### WHAT TO WORK ON
Write out the records beneath this line exactly as they appear, minus any images.

### RECORDS SUPPLIED
# # # #
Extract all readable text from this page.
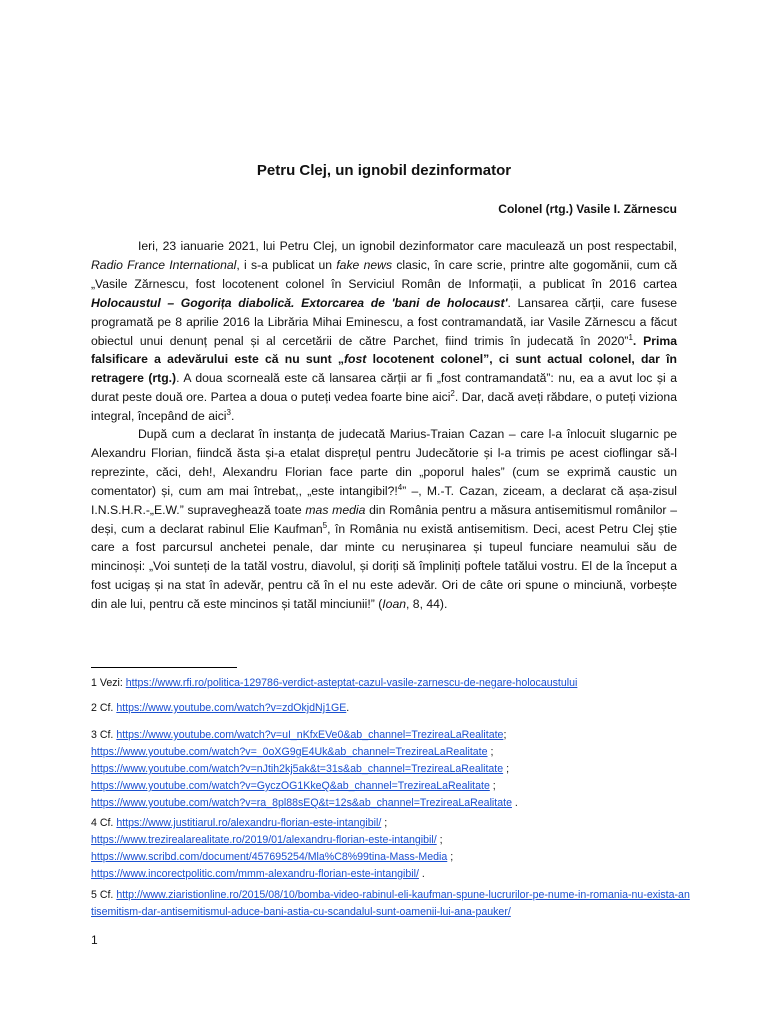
Petru Clej, un ignobil dezinformator
Colonel (rtg.) Vasile I. Zărnescu
Ieri, 23 ianuarie 2021, lui Petru Clej, un ignobil dezinformator care maculează un post respectabil, Radio France International, i s-a publicat un fake news clasic, în care scrie, printre alte gogomănii, cum că „Vasile Zărnescu, fost locotenent colonel în Serviciul Român de Informații, a publicat în 2016 cartea Holocaustul – Gogorița diabolică. Extorcarea de 'bani de holocaust'. Lansarea cărții, care fusese programată pe 8 aprilie 2016 la Librăria Mihai Eminescu, a fost contramandată, iar Vasile Zărnescu a făcut obiectul unui denunț penal și al cercetării de către Parchet, fiind trimis în judecată în 2020”$^1$. Prima falsificare a adevărului este că nu sunt „fost locotenent colonel”, ci sunt actual colonel, dar în retragere (rtg.). A doua scorneală este că lansarea cărții ar fi „fost contramandată”: nu, ea a avut loc și a durat peste două ore. Partea a doua o puteți vedea foarte bine aici$^2$. Dar, dacă aveți răbdare, o puteți viziona integral, începând de aici$^3$.
După cum a declarat în instanța de judecată Marius-Traian Cazan – care l-a înlocuit slugarnic pe Alexandru Florian, fiindcă ăsta și-a etalat disprețul pentru Judecătorie și l-a trimis pe acest cioflingar să-l reprezinte, căci, deh!, Alexandru Florian face parte din „poporul hales” (cum se exprimă caustic un comentator) și, cum am mai întrebat,, „este intangibil?!$^4$” –, M.-T. Cazan, ziceam, a declarat că așa-zisul I.N.S.H.R.-„E.W.” supraveghează toate mas media din România pentru a măsura antisemitismul românilor – deși, cum a declarat rabinul Elie Kaufman$^5$, în România nu există antisemitism. Deci, acest Petru Clej știe care a fost parcursul anchetei penale, dar minte cu nerușinarea și tupeul funciare neamului său de mincinoși: „Voi sunteți de la tatăl vostru, diavolul, și doriți să împliniți poftele tatălui vostru. El de la început a fost ucigaș și na stat în adevăr, pentru că în el nu este adevăr. Ori de câte ori spune o minciună, vorbește din ale lui, pentru că este mincinos și tatăl minciunii!” (Ioan, 8, 44).
1 Vezi: https://www.rfi.ro/politica-129786-verdict-asteptat-cazul-vasile-zarnescu-de-negare-holocaustului
2 Cf. https://www.youtube.com/watch?v=zdOkjdNj1GE.
3 Cf. https://www.youtube.com/watch?v=uI_nKfxEVe0&ab_channel=TrezireaLaRealitate;
https://www.youtube.com/watch?v=_0oXG9gE4Uk&ab_channel=TrezireaLaRealitate ;
https://www.youtube.com/watch?v=nJtih2kj5ak&t=31s&ab_channel=TrezireaLaRealitate ;
https://www.youtube.com/watch?v=GyczOG1KkeQ&ab_channel=TrezireaLaRealitate ;
https://www.youtube.com/watch?v=ra_8pl88sEQ&t=12s&ab_channel=TrezireaLaRealitate .
4 Cf. https://www.justitiarul.ro/alexandru-florian-este-intangibil/ ;
https://www.trezirealarealitate.ro/2019/01/alexandru-florian-este-intangibil/ ;
https://www.scribd.com/document/457695254/Mla%C8%99tina-Mass-Media ;
https://www.incorectpolitic.com/mmm-alexandru-florian-este-intangibil/ .
5 Cf. http://www.ziaristionline.ro/2015/08/10/bomba-video-rabinul-eli-kaufman-spune-lucrurilor-pe-nume-in-romania-nu-exista-antisemitism-dar-antisemitismul-aduce-bani-astia-cu-scandalul-sunt-oamenii-lui-ana-pauker/
1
# # # #
### ANSWER BELOW
Extract all readable text from this page.
Petru Clej, un ignobil dezinformator
Colonel (rtg.) Vasile I. Zărnescu
Ieri, 23 ianuarie 2021, lui Petru Clej, un ignobil dezinformator care maculează un post respectabil, Radio France International, i s-a publicat un fake news clasic, în care scrie, printre alte gogomănii, cum că „Vasile Zărnescu, fost locotenent colonel în Serviciul Român de Informații, a publicat în 2016 cartea Holocaustul – Gogorița diabolică. Extorcarea de 'bani de holocaust'. Lansarea cărții, care fusese programată pe 8 aprilie 2016 la Librăria Mihai Eminescu, a fost contramandată, iar Vasile Zărnescu a făcut obiectul unui denunț penal și al cercetării de către Parchet, fiind trimis în judecată în 2020”$^1$. Prima falsificare a adevărului este că nu sunt „fost locotenent colonel”, ci sunt actual colonel, dar în retragere (rtg.). A doua scorneală este că lansarea cărții ar fi „fost contramandată”: nu, ea a avut loc și a durat peste două ore. Partea a doua o puteți vedea foarte bine aici$^2$. Dar, dacă aveți răbdare, o puteți viziona integral, începând de aici$^3$.
După cum a declarat în instanța de judecată Marius-Traian Cazan – care l-a înlocuit slugarnic pe Alexandru Florian, fiindcă ăsta și-a etalat disprețul pentru Judecătorie și l-a trimis pe acest cioflingar să-l reprezinte, căci, deh!, Alexandru Florian face parte din „poporul hales” (cum se exprimă caustic un comentator) și, cum am mai întrebat,, „este intangibil?!$^4$” –, M.-T. Cazan, ziceam, a declarat că așa-zisul I.N.S.H.R.-„E.W.” supraveghează toate mas media din România pentru a măsura antisemitismul românilor – deși, cum a declarat rabinul Elie Kaufman$^5$, în România nu există antisemitism. Deci, acest Petru Clej știe care a fost parcursul anchetei penale, dar minte cu nerușinarea și tupeul funciare neamului său de mincinoși: „Voi sunteți de la tatăl vostru, diavolul, și doriți să împliniți poftele tatălui vostru. El de la început a fost ucigaș și na stat în adevăr, pentru că în el nu este adevăr. Ori de câte ori spune o minciună, vorbește din ale lui, pentru că este mincinos și tatăl minciunii!” (Ioan, 8, 44).
1 Vezi: https://www.rfi.ro/politica-129786-verdict-asteptat-cazul-vasile-zarnescu-de-negare-holocaustului
2 Cf. https://www.youtube.com/watch?v=zdOkjdNj1GE.
3 Cf. https://www.youtube.com/watch?v=uI_nKfxEVe0&ab_channel=TrezireaLaRealitate;
https://www.youtube.com/watch?v=_0oXG9gE4Uk&ab_channel=TrezireaLaRealitate ;
https://www.youtube.com/watch?v=nJtih2kj5ak&t=31s&ab_channel=TrezireaLaRealitate ;
https://www.youtube.com/watch?v=GyczOG1KkeQ&ab_channel=TrezireaLaRealitate ;
https://www.youtube.com/watch?v=ra_8pl88sEQ&t=12s&ab_channel=TrezireaLaRealitate .
4 Cf. https://www.justitiarul.ro/alexandru-florian-este-intangibil/ ;
https://www.trezirealarealitate.ro/2019/01/alexandru-florian-este-intangibil/ ;
https://www.scribd.com/document/457695254/Mla%C8%99tina-Mass-Media ;
https://www.incorectpolitic.com/mmm-alexandru-florian-este-intangibil/ .
5 Cf. http://www.ziaristionline.ro/2015/08/10/bomba-video-rabinul-eli-kaufman-spune-lucrurilor-pe-nume-in-romania-nu-exista-antisemitism-dar-antisemitismul-aduce-bani-astia-cu-scandalul-sunt-oamenii-lui-ana-pauker/
1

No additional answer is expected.